## PROBLEM DESCRIPTION
Copy out the listing in full, exactly as written, but not its pictures.
*** INFORMATION PROVIDED ***
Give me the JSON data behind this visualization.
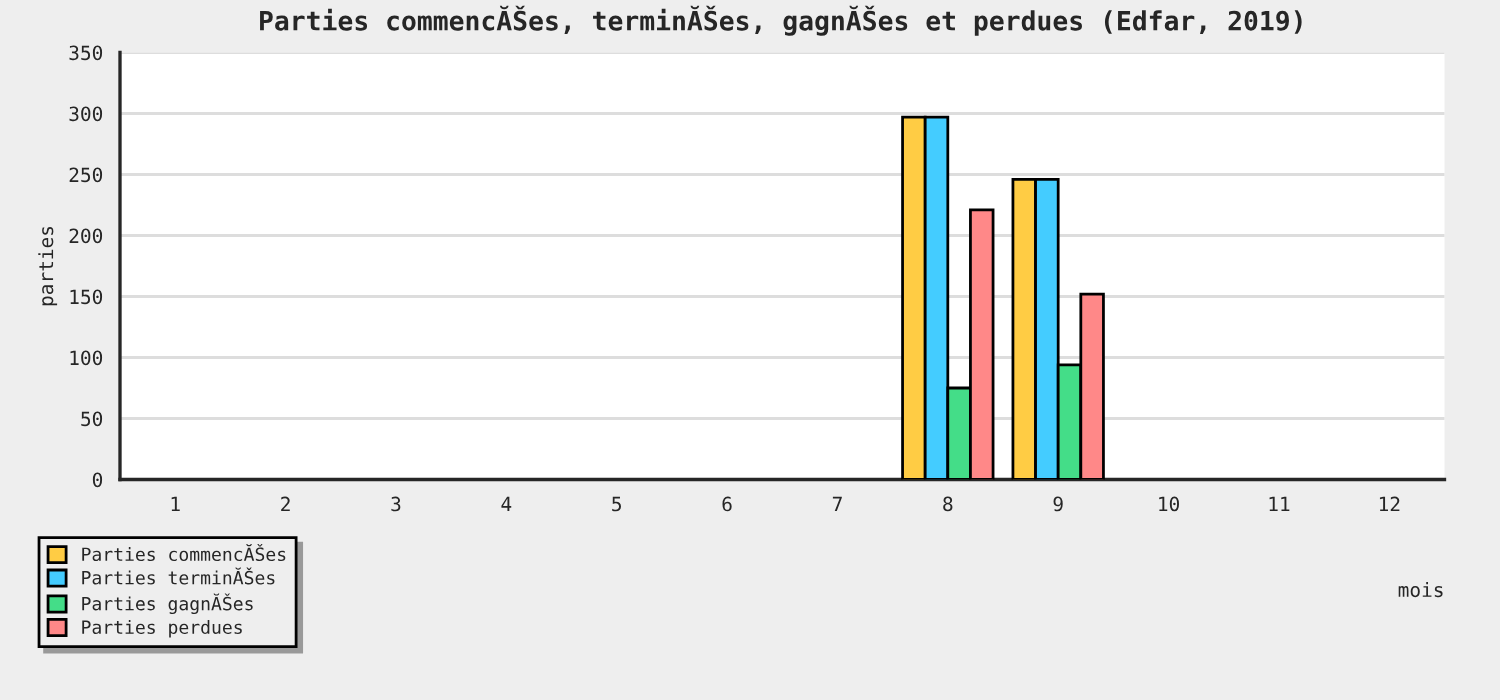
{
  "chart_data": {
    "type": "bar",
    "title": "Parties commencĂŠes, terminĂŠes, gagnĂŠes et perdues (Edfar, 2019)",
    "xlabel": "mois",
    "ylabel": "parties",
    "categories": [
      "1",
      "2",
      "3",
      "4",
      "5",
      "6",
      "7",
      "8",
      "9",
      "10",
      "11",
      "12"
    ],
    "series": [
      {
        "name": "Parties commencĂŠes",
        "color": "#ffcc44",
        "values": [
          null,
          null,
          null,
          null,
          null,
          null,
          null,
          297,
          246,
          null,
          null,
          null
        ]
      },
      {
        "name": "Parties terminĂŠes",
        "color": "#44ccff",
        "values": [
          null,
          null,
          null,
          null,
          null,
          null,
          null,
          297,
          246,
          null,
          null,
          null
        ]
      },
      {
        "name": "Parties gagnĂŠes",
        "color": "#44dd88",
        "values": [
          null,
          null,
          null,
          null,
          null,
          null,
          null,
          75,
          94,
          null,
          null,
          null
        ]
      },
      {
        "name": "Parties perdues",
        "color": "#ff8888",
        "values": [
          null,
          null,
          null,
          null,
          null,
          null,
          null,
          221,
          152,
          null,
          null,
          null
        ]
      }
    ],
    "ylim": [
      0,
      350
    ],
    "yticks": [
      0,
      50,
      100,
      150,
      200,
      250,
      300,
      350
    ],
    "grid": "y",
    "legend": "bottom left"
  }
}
***
## TASK RESPONSE
Give me the JSON data behind this visualization.
{
  "chart_data": {
    "type": "bar",
    "title": "Parties commencĂŠes, terminĂŠes, gagnĂŠes et perdues (Edfar, 2019)",
    "xlabel": "mois",
    "ylabel": "parties",
    "categories": [
      "1",
      "2",
      "3",
      "4",
      "5",
      "6",
      "7",
      "8",
      "9",
      "10",
      "11",
      "12"
    ],
    "series": [
      {
        "name": "Parties commencĂŠes",
        "color": "#ffcc44",
        "values": [
          null,
          null,
          null,
          null,
          null,
          null,
          null,
          297,
          246,
          null,
          null,
          null
        ]
      },
      {
        "name": "Parties terminĂŠes",
        "color": "#44ccff",
        "values": [
          null,
          null,
          null,
          null,
          null,
          null,
          null,
          297,
          246,
          null,
          null,
          null
        ]
      },
      {
        "name": "Parties gagnĂŠes",
        "color": "#44dd88",
        "values": [
          null,
          null,
          null,
          null,
          null,
          null,
          null,
          75,
          94,
          null,
          null,
          null
        ]
      },
      {
        "name": "Parties perdues",
        "color": "#ff8888",
        "values": [
          null,
          null,
          null,
          null,
          null,
          null,
          null,
          221,
          152,
          null,
          null,
          null
        ]
      }
    ],
    "ylim": [
      0,
      350
    ],
    "yticks": [
      0,
      50,
      100,
      150,
      200,
      250,
      300,
      350
    ],
    "grid": "y",
    "legend": "bottom left"
  }
}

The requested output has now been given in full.